(Figure record listings)

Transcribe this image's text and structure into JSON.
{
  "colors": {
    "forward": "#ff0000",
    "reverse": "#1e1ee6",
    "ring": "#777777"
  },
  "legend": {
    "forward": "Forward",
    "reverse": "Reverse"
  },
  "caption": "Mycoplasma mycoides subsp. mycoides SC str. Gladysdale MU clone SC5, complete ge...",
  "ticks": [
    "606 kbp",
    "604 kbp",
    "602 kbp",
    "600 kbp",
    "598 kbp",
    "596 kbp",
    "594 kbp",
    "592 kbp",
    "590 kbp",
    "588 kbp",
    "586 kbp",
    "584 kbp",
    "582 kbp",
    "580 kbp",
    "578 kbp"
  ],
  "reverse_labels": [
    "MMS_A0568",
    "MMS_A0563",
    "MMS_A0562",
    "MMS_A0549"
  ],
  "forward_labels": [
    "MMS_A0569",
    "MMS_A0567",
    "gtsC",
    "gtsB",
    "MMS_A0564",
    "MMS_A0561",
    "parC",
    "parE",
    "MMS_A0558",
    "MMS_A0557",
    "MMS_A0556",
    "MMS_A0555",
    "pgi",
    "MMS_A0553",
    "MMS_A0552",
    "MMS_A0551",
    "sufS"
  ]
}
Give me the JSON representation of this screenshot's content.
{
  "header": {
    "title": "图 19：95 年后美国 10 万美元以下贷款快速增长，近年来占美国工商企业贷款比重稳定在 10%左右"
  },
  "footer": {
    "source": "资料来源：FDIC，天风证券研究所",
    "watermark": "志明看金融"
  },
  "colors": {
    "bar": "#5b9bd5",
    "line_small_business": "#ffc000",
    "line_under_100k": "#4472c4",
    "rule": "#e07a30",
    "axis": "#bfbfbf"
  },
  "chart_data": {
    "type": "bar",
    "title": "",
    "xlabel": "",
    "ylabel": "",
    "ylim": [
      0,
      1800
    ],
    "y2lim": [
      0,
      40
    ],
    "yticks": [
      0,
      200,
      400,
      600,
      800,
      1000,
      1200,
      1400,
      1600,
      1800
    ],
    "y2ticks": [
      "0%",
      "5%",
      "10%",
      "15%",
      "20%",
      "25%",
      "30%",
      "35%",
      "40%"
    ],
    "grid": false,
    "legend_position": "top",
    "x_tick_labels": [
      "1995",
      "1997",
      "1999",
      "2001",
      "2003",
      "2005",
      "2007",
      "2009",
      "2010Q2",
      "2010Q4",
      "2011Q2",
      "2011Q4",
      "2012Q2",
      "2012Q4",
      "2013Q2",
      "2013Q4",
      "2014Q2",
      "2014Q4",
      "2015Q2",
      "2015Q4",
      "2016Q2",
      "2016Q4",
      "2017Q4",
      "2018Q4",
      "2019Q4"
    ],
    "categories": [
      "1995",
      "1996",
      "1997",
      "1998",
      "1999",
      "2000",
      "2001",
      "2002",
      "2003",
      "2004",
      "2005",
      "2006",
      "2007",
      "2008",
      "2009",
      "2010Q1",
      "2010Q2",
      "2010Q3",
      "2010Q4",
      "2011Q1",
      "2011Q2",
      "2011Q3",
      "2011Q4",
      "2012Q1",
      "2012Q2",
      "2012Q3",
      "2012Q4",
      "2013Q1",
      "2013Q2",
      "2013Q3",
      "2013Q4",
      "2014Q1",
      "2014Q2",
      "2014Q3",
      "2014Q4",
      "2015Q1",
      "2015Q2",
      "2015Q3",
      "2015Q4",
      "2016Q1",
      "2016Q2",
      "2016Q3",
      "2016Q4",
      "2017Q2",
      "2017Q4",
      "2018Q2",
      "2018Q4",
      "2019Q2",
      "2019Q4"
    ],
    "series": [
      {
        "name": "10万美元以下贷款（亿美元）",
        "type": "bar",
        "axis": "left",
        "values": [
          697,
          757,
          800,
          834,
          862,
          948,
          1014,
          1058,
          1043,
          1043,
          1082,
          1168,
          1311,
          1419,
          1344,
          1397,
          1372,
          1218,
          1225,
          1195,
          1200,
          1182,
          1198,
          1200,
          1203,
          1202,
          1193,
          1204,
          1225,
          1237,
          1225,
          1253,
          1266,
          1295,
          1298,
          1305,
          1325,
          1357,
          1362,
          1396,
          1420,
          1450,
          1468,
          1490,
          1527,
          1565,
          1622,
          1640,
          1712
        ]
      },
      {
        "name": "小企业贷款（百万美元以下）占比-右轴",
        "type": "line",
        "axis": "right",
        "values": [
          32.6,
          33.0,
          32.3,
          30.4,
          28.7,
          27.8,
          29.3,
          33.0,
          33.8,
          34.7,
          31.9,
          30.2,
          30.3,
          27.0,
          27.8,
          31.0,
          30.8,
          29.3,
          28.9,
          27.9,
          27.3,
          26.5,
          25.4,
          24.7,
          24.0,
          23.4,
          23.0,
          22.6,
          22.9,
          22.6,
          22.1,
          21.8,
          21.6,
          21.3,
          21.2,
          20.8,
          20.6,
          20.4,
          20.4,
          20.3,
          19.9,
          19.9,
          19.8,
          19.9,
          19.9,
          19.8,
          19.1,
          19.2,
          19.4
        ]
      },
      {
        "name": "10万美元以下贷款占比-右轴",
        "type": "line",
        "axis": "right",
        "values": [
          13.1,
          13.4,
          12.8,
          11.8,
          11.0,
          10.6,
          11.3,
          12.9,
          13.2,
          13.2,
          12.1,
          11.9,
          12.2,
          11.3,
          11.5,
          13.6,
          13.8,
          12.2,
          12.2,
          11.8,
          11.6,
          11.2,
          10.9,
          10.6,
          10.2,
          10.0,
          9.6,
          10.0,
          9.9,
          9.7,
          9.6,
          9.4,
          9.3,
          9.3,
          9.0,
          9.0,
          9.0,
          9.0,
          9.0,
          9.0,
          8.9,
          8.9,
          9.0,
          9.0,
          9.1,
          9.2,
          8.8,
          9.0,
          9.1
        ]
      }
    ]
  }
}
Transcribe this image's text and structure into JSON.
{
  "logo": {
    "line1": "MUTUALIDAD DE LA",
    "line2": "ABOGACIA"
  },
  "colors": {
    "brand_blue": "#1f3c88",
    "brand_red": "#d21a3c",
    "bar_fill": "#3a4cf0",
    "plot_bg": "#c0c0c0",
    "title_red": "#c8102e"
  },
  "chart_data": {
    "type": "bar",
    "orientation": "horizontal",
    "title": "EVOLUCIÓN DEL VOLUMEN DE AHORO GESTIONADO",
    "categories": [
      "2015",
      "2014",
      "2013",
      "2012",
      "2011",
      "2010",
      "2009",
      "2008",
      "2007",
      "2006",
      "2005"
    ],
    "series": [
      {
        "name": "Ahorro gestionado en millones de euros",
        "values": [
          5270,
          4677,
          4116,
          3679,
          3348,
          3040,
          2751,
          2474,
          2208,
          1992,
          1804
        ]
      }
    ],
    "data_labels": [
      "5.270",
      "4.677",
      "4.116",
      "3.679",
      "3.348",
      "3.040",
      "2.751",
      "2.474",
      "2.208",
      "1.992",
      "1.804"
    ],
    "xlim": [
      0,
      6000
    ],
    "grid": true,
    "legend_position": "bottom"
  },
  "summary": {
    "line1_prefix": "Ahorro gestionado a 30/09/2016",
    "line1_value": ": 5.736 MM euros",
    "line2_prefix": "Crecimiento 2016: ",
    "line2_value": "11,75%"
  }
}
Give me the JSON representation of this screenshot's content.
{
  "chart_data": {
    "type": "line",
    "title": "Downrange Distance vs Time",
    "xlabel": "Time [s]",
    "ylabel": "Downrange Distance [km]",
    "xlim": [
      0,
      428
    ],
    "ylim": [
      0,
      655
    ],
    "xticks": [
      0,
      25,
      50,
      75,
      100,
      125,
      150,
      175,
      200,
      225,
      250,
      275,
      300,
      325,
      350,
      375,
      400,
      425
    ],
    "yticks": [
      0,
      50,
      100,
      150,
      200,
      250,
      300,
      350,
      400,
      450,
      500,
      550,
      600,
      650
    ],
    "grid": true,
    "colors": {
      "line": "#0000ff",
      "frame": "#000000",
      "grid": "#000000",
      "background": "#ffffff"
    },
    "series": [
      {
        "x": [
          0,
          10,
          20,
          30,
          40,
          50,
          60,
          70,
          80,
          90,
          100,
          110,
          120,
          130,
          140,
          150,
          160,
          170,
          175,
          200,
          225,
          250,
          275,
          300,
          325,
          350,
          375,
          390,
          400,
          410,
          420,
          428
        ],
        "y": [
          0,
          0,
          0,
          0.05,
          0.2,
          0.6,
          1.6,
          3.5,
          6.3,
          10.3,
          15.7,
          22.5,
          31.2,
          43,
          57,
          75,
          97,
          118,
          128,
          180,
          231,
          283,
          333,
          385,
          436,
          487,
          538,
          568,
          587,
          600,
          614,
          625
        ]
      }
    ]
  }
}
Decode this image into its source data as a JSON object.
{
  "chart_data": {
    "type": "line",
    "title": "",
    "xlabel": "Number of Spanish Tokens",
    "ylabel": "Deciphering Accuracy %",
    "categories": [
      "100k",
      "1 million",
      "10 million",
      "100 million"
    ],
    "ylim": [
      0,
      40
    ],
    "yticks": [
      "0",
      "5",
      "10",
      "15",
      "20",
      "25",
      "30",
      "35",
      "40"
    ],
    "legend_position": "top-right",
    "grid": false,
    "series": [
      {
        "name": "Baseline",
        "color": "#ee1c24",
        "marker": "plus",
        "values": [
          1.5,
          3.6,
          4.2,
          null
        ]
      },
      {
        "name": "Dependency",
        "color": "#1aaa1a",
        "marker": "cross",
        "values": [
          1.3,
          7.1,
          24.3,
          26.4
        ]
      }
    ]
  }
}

## EXERCISE
Look over the listing. Pull out every line with the string "euros" in it.

## COMPLETED EXERCISE
        "name": "Ahorro gestionado en millones de euros",
    "line1_value": ": 5.736 MM euros",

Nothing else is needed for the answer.